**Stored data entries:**
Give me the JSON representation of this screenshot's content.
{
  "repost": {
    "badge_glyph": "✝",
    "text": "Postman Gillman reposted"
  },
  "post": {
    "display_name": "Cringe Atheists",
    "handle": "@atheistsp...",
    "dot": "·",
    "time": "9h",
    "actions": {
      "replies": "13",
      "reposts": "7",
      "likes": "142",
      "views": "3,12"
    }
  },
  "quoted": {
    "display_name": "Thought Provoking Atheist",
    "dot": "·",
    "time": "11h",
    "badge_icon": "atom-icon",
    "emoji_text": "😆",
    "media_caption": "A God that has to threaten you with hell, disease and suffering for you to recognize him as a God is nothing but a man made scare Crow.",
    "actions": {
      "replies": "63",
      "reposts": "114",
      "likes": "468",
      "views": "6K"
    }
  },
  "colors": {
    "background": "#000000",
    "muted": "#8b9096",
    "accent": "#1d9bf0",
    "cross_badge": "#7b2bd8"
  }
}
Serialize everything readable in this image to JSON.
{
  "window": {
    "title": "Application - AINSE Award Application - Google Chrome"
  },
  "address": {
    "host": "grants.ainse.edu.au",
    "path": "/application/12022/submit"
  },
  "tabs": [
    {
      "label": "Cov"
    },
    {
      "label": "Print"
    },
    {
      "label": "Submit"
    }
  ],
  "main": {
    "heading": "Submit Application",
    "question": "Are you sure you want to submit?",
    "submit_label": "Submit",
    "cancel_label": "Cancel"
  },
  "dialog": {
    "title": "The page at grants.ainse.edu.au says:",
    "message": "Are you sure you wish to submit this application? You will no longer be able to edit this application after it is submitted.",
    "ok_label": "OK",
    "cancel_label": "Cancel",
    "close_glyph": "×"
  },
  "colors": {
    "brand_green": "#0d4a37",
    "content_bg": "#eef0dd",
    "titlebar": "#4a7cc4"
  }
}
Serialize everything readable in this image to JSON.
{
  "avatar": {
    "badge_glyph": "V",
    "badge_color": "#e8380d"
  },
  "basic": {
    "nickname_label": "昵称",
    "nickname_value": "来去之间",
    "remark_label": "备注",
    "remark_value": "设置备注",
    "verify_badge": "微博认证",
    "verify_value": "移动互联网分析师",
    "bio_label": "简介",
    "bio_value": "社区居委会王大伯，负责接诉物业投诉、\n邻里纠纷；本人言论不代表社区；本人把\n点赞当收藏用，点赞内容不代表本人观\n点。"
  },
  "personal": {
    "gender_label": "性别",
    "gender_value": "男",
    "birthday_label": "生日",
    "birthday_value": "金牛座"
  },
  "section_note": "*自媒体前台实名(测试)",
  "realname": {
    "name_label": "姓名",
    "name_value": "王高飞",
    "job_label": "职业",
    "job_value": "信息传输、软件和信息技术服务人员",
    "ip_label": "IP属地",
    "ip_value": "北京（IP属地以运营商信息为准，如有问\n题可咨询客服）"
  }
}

**Short exercise:** Copy out the whole listing exactly as written.

**Exercise result:**
Give me the JSON representation of this screenshot's content.
{
  "repost": {
    "badge_glyph": "✝",
    "text": "Postman Gillman reposted"
  },
  "post": {
    "display_name": "Cringe Atheists",
    "handle": "@atheistsp...",
    "dot": "·",
    "time": "9h",
    "actions": {
      "replies": "13",
      "reposts": "7",
      "likes": "142",
      "views": "3,12"
    }
  },
  "quoted": {
    "display_name": "Thought Provoking Atheist",
    "dot": "·",
    "time": "11h",
    "badge_icon": "atom-icon",
    "emoji_text": "😆",
    "media_caption": "A God that has to threaten you with hell, disease and suffering for you to recognize him as a God is nothing but a man made scare Crow.",
    "actions": {
      "replies": "63",
      "reposts": "114",
      "likes": "468",
      "views": "6K"
    }
  },
  "colors": {
    "background": "#000000",
    "muted": "#8b9096",
    "accent": "#1d9bf0",
    "cross_badge": "#7b2bd8"
  }
}
Serialize everything readable in this image to JSON.
{
  "window": {
    "title": "Application - AINSE Award Application - Google Chrome"
  },
  "address": {
    "host": "grants.ainse.edu.au",
    "path": "/application/12022/submit"
  },
  "tabs": [
    {
      "label": "Cov"
    },
    {
      "label": "Print"
    },
    {
      "label": "Submit"
    }
  ],
  "main": {
    "heading": "Submit Application",
    "question": "Are you sure you want to submit?",
    "submit_label": "Submit",
    "cancel_label": "Cancel"
  },
  "dialog": {
    "title": "The page at grants.ainse.edu.au says:",
    "message": "Are you sure you wish to submit this application? You will no longer be able to edit this application after it is submitted.",
    "ok_label": "OK",
    "cancel_label": "Cancel",
    "close_glyph": "×"
  },
  "colors": {
    "brand_green": "#0d4a37",
    "content_bg": "#eef0dd",
    "titlebar": "#4a7cc4"
  }
}
Serialize everything readable in this image to JSON.
{
  "avatar": {
    "badge_glyph": "V",
    "badge_color": "#e8380d"
  },
  "basic": {
    "nickname_label": "昵称",
    "nickname_value": "来去之间",
    "remark_label": "备注",
    "remark_value": "设置备注",
    "verify_badge": "微博认证",
    "verify_value": "移动互联网分析师",
    "bio_label": "简介",
    "bio_value": "社区居委会王大伯，负责接诉物业投诉、\n邻里纠纷；本人言论不代表社区；本人把\n点赞当收藏用，点赞内容不代表本人观\n点。"
  },
  "personal": {
    "gender_label": "性别",
    "gender_value": "男",
    "birthday_label": "生日",
    "birthday_value": "金牛座"
  },
  "section_note": "*自媒体前台实名(测试)",
  "realname": {
    "name_label": "姓名",
    "name_value": "王高飞",
    "job_label": "职业",
    "job_value": "信息传输、软件和信息技术服务人员",
    "ip_label": "IP属地",
    "ip_value": "北京（IP属地以运营商信息为准，如有问\n题可咨询客服）"
  }
}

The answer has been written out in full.